*SOURCE EXCERPT*.
________________________________________
Mieridduryn is a genus of extinct dinocaridid arthropod that lived during the Middle Ordovician of what is now the United Kingdom. This animal was described in 2022 based on a singular fossil found in Castle Bank, a Burgess shale type lagerstätte located in the country of Wales. This animal's taxonomic affinities are somewhat unclear, but there are some hypotheses. One is that this animal represents a new grade of Stem-euarthropods that evolved features similar to the Cambrian aged opabiniids (a family of basal arthropods). Another is that if the features seen in Mieridduryn are convergent, and not homologous, to those seen in radiodonts, then this animal represents a late surviving opabiniid (if the latter option is correct, then this means the opabiniids survived for over 40 million years longer than what was once thought).

History of research and etymology 
The one specimen of this species was found in Castle Bank, and was described in 2022. Originally, the main studies on this site focused on the Sponge fossils, but later on more studies started to focus on the arthropod section of the fauna. The fossil was collected from a quarry in private land near Llandrindod Wells. The specific quarry is a part of the larger Gilwern Volcanic Formation, and the graptolites found dated the site to the Darriwilian of the Middle Ordovician.

The sections of the genus name, mieri and duryn in Welsh means "Bramble snout". The species name Bonniae is named after Bonnie Douel, the niece of the owners of the site. The family heavily supported the research on the site after the discovery of the biota.
________________________________________
*STATED EXERCISE A*.
Arrange the part of the rows that opens with their first line and closes with the line containing "x-tick-label-0-5-min: 0–5 min" as a JSON list of strings, one string per line, leaving out blank lines.
The Mieridduryn passage and the rows are unrelated material.
________________________________________
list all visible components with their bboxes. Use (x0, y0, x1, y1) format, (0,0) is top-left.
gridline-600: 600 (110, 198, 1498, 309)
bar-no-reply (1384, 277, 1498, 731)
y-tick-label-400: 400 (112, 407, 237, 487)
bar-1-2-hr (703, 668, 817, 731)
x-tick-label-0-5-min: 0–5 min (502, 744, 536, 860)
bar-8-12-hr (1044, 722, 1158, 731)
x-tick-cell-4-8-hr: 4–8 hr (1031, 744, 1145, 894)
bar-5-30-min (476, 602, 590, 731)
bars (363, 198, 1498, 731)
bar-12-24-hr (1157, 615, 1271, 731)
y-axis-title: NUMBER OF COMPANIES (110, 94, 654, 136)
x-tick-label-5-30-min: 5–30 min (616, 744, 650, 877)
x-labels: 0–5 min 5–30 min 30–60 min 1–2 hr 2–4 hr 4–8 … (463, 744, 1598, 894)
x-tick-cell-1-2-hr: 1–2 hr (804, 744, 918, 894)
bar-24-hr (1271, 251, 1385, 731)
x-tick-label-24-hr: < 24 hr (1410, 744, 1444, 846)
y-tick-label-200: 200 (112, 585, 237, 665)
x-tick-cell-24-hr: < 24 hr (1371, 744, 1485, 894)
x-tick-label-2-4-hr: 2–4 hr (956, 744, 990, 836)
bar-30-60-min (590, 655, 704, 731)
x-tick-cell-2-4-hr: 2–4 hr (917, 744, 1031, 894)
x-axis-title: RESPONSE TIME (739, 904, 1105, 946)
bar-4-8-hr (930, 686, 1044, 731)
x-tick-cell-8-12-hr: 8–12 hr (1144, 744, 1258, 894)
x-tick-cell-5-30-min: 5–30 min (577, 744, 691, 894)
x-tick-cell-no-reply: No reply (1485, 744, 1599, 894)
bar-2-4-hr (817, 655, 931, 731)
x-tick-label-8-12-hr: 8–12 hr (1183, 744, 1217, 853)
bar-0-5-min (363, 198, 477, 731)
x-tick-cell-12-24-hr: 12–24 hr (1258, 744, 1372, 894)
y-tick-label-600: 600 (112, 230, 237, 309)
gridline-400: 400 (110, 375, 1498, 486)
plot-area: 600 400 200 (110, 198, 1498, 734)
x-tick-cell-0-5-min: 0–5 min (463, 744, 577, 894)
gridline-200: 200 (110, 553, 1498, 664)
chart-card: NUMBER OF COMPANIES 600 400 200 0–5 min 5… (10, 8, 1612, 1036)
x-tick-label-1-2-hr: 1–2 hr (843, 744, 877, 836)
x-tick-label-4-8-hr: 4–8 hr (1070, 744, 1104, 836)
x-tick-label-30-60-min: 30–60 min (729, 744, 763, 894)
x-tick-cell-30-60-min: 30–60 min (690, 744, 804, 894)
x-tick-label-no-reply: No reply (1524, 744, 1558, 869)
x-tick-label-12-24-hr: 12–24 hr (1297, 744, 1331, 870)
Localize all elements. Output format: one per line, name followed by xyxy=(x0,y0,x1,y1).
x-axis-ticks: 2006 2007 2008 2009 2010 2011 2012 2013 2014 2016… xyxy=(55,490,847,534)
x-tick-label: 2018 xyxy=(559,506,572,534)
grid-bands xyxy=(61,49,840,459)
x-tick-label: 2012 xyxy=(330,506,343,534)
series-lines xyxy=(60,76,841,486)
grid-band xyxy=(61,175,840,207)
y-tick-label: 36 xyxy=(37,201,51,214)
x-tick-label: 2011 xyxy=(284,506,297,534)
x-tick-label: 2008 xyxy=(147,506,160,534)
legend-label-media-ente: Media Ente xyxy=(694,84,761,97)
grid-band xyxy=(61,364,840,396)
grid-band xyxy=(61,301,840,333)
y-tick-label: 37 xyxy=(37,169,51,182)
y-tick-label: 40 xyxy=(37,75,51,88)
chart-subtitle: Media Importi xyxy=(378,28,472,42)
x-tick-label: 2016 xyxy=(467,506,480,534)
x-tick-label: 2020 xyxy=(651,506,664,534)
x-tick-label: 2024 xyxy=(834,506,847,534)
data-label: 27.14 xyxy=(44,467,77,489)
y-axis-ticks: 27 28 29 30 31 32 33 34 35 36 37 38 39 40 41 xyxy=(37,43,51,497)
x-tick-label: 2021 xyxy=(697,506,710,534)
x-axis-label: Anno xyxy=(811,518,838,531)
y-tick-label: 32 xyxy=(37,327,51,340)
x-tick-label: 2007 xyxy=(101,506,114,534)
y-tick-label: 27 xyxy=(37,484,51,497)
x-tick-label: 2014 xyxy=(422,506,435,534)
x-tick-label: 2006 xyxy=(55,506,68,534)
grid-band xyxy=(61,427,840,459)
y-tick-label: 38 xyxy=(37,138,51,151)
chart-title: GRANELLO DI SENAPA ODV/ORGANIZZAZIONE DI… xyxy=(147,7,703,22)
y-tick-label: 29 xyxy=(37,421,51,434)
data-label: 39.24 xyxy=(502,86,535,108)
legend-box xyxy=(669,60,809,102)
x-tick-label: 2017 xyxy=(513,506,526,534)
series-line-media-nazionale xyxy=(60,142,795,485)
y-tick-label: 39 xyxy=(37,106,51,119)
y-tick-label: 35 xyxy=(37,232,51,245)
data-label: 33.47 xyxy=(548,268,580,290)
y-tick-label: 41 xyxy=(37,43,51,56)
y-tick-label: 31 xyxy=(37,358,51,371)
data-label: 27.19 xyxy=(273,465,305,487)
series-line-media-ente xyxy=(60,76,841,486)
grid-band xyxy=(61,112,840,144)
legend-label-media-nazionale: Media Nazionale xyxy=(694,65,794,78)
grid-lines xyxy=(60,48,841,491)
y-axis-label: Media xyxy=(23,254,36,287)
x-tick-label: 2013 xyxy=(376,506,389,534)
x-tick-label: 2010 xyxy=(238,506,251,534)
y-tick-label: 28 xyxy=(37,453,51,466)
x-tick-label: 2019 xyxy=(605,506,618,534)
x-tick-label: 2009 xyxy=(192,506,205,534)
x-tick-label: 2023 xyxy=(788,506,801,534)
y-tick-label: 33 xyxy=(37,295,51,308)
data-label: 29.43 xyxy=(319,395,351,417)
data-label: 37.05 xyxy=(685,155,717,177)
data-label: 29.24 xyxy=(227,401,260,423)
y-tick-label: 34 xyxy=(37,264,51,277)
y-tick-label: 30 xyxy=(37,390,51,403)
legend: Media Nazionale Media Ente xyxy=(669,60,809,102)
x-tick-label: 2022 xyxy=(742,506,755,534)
________________________________________
*STATED EXERCISE B*.
Restate word for word the part of the Mieridduryn passage that opens with the words containing "The sections of" and closes with "of the biota.".

*WRITTEN SOLUTION A*.
[
  "list all visible components with their bboxes. Use (x0, y0, x1, y1) format, (0,0) is top-left.",
  "gridline-600: 600 (110, 198, 1498, 309)",
  "bar-no-reply (1384, 277, 1498, 731)",
  "y-tick-label-400: 400 (112, 407, 237, 487)",
  "bar-1-2-hr (703, 668, 817, 731)",
  "x-tick-label-0-5-min: 0–5 min (502, 744, 536, 860)"
]

*WRITTEN SOLUTION B*.
The sections of the genus name, mieri and duryn in Welsh means "Bramble snout". The species name Bonniae is named after Bonnie Douel, the niece of the owners of the site. The family heavily supported the research on the site after the discovery of the biota.